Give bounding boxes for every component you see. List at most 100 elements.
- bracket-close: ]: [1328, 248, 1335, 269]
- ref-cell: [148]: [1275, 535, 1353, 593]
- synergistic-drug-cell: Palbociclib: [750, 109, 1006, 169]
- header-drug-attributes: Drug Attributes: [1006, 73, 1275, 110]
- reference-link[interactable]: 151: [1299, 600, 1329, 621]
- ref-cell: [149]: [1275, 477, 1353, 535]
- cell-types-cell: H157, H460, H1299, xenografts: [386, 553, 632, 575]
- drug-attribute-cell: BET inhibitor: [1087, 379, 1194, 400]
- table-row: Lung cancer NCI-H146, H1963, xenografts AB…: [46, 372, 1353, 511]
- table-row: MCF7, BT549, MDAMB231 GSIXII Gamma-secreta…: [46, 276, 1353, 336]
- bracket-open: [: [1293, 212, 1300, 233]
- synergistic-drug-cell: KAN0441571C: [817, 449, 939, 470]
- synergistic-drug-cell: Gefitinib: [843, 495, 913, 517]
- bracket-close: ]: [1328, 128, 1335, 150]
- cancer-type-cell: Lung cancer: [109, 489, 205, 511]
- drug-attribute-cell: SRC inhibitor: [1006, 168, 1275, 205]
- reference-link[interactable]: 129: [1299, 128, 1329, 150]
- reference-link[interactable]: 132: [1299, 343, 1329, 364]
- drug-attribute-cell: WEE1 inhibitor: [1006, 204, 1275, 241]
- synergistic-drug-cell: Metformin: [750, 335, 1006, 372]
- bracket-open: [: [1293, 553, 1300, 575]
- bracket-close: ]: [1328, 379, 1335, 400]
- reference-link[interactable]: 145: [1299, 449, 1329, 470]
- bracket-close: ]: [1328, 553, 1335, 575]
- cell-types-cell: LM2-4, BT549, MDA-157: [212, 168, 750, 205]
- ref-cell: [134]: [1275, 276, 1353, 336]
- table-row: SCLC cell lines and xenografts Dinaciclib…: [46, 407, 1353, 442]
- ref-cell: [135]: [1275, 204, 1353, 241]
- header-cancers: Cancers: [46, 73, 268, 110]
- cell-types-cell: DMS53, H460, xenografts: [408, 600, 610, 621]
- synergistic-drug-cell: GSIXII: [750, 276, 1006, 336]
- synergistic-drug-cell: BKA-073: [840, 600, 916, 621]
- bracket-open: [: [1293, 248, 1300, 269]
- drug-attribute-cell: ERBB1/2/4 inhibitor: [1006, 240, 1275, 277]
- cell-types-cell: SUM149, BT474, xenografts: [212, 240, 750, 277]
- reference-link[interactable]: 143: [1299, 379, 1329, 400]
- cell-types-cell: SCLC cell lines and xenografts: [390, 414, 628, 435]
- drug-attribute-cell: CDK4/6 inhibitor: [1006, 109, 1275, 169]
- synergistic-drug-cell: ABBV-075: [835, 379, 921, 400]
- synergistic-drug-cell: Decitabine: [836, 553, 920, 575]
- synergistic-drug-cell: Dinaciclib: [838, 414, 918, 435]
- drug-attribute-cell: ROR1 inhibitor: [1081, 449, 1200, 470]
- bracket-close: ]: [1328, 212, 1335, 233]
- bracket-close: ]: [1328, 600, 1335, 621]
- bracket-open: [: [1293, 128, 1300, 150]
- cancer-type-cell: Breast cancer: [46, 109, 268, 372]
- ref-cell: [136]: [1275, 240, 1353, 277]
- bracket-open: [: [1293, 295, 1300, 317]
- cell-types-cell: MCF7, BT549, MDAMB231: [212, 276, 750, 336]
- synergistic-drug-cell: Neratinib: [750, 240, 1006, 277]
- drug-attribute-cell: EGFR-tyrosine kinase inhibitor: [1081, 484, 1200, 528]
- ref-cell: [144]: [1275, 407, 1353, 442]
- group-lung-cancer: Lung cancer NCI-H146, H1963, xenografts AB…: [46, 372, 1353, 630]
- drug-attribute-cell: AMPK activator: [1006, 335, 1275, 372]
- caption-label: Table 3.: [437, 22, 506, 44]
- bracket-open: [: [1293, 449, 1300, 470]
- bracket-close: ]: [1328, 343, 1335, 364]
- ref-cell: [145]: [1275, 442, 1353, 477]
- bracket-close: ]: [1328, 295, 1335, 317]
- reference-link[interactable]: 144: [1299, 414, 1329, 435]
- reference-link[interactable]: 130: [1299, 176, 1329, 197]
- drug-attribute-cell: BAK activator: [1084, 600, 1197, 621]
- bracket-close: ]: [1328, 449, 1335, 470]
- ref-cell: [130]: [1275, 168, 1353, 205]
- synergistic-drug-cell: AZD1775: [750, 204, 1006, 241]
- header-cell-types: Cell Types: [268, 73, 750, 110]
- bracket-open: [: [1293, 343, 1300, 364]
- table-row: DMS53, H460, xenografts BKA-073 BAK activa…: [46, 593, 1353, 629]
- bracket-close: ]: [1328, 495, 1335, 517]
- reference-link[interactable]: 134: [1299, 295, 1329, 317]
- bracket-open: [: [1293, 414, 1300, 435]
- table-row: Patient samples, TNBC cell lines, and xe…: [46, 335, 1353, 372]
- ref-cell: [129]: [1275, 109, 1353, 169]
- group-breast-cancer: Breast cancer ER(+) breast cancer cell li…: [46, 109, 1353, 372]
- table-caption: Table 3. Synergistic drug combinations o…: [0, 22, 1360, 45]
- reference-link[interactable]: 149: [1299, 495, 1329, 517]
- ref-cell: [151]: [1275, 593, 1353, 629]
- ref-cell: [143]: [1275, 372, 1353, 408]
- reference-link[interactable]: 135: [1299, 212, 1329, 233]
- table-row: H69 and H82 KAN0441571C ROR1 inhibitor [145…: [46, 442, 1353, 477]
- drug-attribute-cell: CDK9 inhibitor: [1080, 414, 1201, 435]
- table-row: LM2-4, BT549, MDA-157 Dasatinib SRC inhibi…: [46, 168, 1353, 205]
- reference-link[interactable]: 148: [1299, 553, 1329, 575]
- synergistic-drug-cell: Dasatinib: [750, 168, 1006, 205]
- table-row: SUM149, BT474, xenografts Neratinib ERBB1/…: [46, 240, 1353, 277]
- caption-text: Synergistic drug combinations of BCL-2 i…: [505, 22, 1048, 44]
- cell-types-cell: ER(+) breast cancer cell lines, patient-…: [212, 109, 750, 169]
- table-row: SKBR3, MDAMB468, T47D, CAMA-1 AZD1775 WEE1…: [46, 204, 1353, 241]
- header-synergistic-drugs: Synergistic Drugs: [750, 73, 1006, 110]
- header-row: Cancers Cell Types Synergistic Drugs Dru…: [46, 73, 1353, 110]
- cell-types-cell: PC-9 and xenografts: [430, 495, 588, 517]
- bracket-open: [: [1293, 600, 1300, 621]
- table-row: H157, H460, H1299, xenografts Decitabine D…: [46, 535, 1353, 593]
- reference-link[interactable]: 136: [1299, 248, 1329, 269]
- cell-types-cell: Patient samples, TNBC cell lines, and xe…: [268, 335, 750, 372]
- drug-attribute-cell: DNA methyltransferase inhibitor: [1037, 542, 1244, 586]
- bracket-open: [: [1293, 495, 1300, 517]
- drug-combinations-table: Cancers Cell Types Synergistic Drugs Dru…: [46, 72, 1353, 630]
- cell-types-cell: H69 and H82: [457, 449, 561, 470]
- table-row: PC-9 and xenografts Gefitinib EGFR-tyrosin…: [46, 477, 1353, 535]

------------------------------------------------------------

## Problem:
Copy the data above exactly, everything from its first line down to the line that contains "- reference-link[interactable]: 132: [1299, 343, 1329, 364]", including that line.

## The answer:
Give bounding boxes for every component you see. List at most 100 elements.
- bracket-close: ]: [1328, 248, 1335, 269]
- ref-cell: [148]: [1275, 535, 1353, 593]
- synergistic-drug-cell: Palbociclib: [750, 109, 1006, 169]
- header-drug-attributes: Drug Attributes: [1006, 73, 1275, 110]
- reference-link[interactable]: 151: [1299, 600, 1329, 621]
- ref-cell: [149]: [1275, 477, 1353, 535]
- cell-types-cell: H157, H460, H1299, xenografts: [386, 553, 632, 575]
- drug-attribute-cell: BET inhibitor: [1087, 379, 1194, 400]
- table-row: Lung cancer NCI-H146, H1963, xenografts AB…: [46, 372, 1353, 511]
- table-row: MCF7, BT549, MDAMB231 GSIXII Gamma-secreta…: [46, 276, 1353, 336]
- bracket-open: [: [1293, 212, 1300, 233]
- synergistic-drug-cell: KAN0441571C: [817, 449, 939, 470]
- synergistic-drug-cell: Gefitinib: [843, 495, 913, 517]
- bracket-close: ]: [1328, 128, 1335, 150]
- cancer-type-cell: Lung cancer: [109, 489, 205, 511]
- drug-attribute-cell: SRC inhibitor: [1006, 168, 1275, 205]
- reference-link[interactable]: 129: [1299, 128, 1329, 150]
- reference-link[interactable]: 132: [1299, 343, 1329, 364]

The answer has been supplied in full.